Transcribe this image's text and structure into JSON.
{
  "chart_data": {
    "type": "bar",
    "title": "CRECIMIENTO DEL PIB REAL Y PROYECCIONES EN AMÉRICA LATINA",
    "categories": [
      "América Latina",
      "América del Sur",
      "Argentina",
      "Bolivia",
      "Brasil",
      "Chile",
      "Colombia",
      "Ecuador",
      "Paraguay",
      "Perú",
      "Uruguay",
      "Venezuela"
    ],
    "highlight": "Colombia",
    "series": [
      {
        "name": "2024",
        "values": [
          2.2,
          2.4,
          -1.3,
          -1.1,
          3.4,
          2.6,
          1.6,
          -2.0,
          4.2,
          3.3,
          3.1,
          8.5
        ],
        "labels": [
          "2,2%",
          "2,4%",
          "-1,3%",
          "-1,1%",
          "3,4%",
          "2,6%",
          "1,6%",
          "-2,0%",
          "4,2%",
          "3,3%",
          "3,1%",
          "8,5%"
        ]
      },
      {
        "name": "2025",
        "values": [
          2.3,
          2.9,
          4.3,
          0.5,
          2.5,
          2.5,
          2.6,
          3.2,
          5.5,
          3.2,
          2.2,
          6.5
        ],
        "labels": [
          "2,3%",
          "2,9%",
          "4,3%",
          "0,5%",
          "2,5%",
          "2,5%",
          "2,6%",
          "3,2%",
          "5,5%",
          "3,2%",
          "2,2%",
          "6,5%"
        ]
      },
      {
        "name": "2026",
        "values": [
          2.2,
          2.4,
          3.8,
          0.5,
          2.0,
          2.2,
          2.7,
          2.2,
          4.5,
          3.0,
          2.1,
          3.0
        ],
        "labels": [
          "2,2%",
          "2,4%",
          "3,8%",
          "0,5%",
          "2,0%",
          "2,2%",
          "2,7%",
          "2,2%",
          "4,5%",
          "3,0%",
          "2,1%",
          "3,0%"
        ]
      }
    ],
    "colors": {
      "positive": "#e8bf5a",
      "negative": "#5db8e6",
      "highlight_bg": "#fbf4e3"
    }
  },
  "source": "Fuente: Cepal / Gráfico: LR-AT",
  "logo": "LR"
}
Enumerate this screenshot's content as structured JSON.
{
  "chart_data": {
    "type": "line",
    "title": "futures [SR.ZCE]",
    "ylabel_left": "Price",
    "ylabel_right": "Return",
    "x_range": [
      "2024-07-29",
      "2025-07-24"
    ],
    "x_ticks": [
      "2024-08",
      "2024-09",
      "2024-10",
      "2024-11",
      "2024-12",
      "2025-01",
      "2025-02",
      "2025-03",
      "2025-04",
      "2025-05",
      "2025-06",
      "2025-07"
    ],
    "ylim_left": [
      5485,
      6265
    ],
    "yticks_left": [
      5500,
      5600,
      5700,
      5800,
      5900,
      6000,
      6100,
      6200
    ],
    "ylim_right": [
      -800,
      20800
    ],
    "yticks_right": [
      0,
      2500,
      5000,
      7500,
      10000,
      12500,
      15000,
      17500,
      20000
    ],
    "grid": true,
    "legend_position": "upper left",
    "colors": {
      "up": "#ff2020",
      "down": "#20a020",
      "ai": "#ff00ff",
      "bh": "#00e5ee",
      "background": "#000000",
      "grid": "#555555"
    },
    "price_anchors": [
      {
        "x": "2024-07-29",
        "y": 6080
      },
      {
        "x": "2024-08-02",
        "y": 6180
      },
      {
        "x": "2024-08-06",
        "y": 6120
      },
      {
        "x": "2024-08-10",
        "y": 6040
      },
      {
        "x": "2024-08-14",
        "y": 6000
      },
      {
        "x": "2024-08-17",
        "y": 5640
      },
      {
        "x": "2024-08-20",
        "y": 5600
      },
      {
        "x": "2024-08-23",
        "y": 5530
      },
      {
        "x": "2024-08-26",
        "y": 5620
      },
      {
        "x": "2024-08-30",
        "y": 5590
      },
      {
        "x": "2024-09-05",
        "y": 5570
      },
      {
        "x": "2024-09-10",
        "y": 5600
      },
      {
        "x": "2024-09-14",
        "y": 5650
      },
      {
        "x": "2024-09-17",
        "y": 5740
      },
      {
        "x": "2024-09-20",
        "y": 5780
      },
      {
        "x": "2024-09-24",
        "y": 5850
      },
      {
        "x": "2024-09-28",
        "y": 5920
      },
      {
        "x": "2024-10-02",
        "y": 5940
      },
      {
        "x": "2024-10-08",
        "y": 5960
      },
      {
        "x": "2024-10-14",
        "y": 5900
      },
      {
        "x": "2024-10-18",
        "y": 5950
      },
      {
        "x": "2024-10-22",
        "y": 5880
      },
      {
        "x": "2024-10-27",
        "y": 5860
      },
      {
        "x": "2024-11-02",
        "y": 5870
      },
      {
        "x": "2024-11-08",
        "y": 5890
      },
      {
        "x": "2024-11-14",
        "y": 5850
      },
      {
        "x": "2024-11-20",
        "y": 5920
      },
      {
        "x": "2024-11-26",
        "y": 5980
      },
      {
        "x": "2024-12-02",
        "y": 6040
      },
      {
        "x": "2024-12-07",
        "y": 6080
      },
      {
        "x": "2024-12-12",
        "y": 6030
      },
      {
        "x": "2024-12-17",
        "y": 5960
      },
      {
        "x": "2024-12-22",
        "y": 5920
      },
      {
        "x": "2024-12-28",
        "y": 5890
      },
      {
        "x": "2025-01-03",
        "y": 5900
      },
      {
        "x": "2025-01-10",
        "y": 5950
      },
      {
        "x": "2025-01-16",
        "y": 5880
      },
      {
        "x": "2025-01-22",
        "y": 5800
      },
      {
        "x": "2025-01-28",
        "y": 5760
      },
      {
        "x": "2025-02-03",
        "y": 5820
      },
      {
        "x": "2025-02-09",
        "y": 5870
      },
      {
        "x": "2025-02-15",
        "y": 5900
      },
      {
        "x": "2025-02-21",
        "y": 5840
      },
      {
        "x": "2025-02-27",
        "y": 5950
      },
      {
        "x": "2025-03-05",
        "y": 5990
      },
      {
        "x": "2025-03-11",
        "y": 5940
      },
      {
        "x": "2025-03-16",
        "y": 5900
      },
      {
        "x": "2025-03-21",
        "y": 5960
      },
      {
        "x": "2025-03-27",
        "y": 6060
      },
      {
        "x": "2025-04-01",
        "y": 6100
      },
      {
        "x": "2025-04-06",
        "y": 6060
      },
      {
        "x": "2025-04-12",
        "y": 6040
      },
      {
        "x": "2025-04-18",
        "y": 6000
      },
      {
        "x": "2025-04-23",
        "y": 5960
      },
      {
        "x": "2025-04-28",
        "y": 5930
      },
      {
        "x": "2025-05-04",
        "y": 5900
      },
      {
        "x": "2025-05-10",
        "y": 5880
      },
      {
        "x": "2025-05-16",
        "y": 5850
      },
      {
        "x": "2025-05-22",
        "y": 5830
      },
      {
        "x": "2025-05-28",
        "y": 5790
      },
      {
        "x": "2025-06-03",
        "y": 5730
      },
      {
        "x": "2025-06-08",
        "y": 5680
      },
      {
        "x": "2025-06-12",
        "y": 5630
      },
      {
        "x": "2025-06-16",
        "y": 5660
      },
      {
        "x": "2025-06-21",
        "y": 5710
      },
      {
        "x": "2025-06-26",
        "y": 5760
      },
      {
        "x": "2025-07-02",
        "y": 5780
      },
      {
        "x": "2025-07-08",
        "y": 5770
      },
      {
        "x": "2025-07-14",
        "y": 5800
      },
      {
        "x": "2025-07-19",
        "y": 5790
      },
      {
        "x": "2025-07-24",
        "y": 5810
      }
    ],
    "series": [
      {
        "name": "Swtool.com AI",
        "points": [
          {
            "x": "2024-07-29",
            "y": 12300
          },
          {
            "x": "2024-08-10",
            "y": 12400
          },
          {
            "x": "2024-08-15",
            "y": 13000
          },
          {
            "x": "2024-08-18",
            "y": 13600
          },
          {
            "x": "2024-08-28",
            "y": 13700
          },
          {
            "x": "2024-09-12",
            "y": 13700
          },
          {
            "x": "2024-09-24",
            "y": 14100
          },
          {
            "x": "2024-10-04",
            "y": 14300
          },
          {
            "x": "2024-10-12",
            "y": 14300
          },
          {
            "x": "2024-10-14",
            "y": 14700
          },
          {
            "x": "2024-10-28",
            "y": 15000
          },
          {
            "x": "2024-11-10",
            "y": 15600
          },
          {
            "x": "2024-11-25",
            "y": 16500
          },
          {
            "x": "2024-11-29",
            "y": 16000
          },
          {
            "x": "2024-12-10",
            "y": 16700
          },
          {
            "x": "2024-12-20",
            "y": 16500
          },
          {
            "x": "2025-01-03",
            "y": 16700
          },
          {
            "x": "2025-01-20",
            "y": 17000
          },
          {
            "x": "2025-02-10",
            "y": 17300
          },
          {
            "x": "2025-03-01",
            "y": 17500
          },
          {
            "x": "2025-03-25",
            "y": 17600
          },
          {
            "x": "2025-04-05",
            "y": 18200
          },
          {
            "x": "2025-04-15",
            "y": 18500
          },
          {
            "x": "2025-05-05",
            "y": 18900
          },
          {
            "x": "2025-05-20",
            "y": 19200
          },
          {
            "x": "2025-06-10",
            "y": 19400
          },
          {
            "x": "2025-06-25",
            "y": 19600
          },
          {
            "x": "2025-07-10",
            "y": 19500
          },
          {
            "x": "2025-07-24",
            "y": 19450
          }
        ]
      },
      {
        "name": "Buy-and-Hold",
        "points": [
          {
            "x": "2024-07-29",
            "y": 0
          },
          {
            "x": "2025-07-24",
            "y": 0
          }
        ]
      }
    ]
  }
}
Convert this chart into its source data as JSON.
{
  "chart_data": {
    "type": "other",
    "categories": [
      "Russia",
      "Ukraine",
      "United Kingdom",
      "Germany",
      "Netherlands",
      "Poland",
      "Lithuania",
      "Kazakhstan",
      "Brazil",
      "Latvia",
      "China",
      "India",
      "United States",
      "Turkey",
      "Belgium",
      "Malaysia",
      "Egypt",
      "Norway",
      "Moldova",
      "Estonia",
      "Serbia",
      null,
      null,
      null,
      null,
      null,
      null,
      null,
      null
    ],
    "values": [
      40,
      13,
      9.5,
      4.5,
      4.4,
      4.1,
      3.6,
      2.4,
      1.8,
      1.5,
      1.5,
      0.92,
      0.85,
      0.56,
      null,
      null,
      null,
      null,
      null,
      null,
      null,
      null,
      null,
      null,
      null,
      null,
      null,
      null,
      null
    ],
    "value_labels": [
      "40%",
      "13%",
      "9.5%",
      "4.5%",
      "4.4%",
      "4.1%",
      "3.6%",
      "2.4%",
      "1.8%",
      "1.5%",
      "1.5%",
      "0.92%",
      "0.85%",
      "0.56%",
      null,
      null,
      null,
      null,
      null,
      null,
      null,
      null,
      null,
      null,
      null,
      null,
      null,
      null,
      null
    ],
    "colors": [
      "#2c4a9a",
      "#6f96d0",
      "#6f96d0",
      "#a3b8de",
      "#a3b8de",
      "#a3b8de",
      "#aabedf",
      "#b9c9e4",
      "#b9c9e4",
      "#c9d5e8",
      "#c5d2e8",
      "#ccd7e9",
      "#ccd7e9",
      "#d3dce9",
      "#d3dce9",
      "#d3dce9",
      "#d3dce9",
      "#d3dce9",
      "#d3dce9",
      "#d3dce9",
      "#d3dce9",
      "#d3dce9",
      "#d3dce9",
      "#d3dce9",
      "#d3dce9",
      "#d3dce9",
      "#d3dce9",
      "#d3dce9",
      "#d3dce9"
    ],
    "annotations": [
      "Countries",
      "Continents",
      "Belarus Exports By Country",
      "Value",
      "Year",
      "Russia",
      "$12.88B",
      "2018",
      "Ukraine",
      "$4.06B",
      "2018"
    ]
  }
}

> Task details: Search the listing above for the string "into". Copy every line that contains it.

> Response to this task:
Transcribe this image's text and structure into JSON.
Convert this chart into its source data as JSON.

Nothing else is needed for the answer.